(Stored records)
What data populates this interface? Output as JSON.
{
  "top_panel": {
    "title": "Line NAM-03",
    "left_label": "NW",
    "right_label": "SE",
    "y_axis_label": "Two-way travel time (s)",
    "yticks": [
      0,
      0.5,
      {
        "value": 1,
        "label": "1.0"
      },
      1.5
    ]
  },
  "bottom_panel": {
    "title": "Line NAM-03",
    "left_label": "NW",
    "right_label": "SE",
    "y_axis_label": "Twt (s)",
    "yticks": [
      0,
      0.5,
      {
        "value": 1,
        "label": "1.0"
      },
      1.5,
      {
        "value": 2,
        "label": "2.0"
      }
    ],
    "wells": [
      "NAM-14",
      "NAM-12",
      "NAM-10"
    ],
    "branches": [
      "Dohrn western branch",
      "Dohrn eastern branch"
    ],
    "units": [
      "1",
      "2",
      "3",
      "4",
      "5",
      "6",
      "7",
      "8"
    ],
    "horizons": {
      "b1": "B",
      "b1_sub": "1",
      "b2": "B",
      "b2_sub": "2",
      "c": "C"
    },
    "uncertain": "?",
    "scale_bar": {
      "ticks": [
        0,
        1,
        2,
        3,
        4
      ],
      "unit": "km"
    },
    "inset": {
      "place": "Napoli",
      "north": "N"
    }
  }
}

§ Work to complete: Faithfully copy every entry, leaving nothing out.

§ Solution for this problem:
What data populates this interface? Output as JSON.
{
  "top_panel": {
    "title": "Line NAM-03",
    "left_label": "NW",
    "right_label": "SE",
    "y_axis_label": "Two-way travel time (s)",
    "yticks": [
      0,
      0.5,
      {
        "value": 1,
        "label": "1.0"
      },
      1.5
    ]
  },
  "bottom_panel": {
    "title": "Line NAM-03",
    "left_label": "NW",
    "right_label": "SE",
    "y_axis_label": "Twt (s)",
    "yticks": [
      0,
      0.5,
      {
        "value": 1,
        "label": "1.0"
      },
      1.5,
      {
        "value": 2,
        "label": "2.0"
      }
    ],
    "wells": [
      "NAM-14",
      "NAM-12",
      "NAM-10"
    ],
    "branches": [
      "Dohrn western branch",
      "Dohrn eastern branch"
    ],
    "units": [
      "1",
      "2",
      "3",
      "4",
      "5",
      "6",
      "7",
      "8"
    ],
    "horizons": {
      "b1": "B",
      "b1_sub": "1",
      "b2": "B",
      "b2_sub": "2",
      "c": "C"
    },
    "uncertain": "?",
    "scale_bar": {
      "ticks": [
        0,
        1,
        2,
        3,
        4
      ],
      "unit": "km"
    },
    "inset": {
      "place": "Napoli",
      "north": "N"
    }
  }
}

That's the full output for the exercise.